__WRITTEN EXERCISE__
Copy out the lines that include the word "this".

-*-

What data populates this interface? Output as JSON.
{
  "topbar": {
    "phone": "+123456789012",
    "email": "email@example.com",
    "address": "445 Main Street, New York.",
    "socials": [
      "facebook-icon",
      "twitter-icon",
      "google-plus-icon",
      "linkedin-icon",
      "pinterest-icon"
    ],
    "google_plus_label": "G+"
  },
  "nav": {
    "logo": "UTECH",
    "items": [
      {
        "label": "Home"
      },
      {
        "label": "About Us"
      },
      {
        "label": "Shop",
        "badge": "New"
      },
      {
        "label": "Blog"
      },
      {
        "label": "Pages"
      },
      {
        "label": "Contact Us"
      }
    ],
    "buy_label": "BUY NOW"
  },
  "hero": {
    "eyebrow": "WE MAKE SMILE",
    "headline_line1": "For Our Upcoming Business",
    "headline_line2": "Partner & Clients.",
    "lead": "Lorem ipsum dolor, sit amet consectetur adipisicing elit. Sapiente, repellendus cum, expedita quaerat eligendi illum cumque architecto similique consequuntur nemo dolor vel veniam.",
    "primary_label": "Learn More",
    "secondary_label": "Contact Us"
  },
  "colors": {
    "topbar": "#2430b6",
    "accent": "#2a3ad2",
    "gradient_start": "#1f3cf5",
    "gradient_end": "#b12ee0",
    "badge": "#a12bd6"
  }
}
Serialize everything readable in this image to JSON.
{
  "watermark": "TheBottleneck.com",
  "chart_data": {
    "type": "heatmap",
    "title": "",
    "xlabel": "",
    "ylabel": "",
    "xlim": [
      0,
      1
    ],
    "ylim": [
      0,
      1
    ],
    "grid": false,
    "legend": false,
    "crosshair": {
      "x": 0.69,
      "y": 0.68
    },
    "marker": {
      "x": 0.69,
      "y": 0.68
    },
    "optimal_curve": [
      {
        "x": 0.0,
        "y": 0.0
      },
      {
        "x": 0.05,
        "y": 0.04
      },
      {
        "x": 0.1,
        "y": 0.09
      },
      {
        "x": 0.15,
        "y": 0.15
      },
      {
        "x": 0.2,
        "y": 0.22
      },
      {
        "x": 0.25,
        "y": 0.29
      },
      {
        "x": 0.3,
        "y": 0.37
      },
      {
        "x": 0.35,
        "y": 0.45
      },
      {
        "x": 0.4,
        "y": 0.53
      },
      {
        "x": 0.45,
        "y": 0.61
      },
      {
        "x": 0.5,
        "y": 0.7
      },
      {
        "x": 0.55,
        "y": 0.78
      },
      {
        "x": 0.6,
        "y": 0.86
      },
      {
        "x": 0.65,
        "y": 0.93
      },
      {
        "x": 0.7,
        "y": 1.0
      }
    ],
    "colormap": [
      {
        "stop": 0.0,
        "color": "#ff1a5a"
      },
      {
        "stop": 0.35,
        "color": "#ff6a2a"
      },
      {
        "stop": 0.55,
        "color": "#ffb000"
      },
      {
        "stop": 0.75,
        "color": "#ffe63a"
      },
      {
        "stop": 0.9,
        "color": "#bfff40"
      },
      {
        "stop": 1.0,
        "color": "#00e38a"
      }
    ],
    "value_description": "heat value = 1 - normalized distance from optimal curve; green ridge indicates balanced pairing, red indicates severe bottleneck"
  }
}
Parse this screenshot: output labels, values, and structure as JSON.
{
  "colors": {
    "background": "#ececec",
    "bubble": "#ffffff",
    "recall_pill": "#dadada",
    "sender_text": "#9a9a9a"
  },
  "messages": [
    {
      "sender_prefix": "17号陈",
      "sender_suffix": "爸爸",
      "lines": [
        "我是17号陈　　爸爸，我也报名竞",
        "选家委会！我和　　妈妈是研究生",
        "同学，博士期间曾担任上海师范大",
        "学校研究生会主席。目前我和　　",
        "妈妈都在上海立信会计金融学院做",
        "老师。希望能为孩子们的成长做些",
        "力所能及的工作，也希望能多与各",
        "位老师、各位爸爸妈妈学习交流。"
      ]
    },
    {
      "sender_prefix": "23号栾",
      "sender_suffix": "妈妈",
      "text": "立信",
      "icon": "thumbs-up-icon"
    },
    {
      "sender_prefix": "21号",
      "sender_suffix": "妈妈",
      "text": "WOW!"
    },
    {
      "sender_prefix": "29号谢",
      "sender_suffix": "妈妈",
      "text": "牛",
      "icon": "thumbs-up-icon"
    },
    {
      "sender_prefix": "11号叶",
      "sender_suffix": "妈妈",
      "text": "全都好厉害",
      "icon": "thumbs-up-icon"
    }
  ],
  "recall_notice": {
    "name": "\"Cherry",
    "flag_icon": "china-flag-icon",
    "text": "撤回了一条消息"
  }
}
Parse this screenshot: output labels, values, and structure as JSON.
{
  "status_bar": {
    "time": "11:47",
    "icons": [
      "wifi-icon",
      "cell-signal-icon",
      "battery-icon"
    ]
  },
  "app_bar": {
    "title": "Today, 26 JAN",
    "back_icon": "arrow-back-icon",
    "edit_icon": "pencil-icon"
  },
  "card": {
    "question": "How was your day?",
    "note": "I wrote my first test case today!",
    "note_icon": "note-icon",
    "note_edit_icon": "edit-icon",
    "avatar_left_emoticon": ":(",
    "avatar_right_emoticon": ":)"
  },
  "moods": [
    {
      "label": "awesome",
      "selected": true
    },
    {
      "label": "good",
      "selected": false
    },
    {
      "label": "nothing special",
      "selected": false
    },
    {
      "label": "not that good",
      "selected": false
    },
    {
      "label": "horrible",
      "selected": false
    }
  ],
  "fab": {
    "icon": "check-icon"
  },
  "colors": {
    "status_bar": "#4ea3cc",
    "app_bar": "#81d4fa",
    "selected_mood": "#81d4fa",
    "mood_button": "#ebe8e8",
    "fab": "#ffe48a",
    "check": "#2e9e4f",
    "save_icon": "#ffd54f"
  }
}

-*-

__OUTPUT OF THE TASK__
What data populates this interface? Output as JSON.
Serialize everything readable in this image to JSON.
Parse this screenshot: output labels, values, and structure as JSON.
Parse this screenshot: output labels, values, and structure as JSON.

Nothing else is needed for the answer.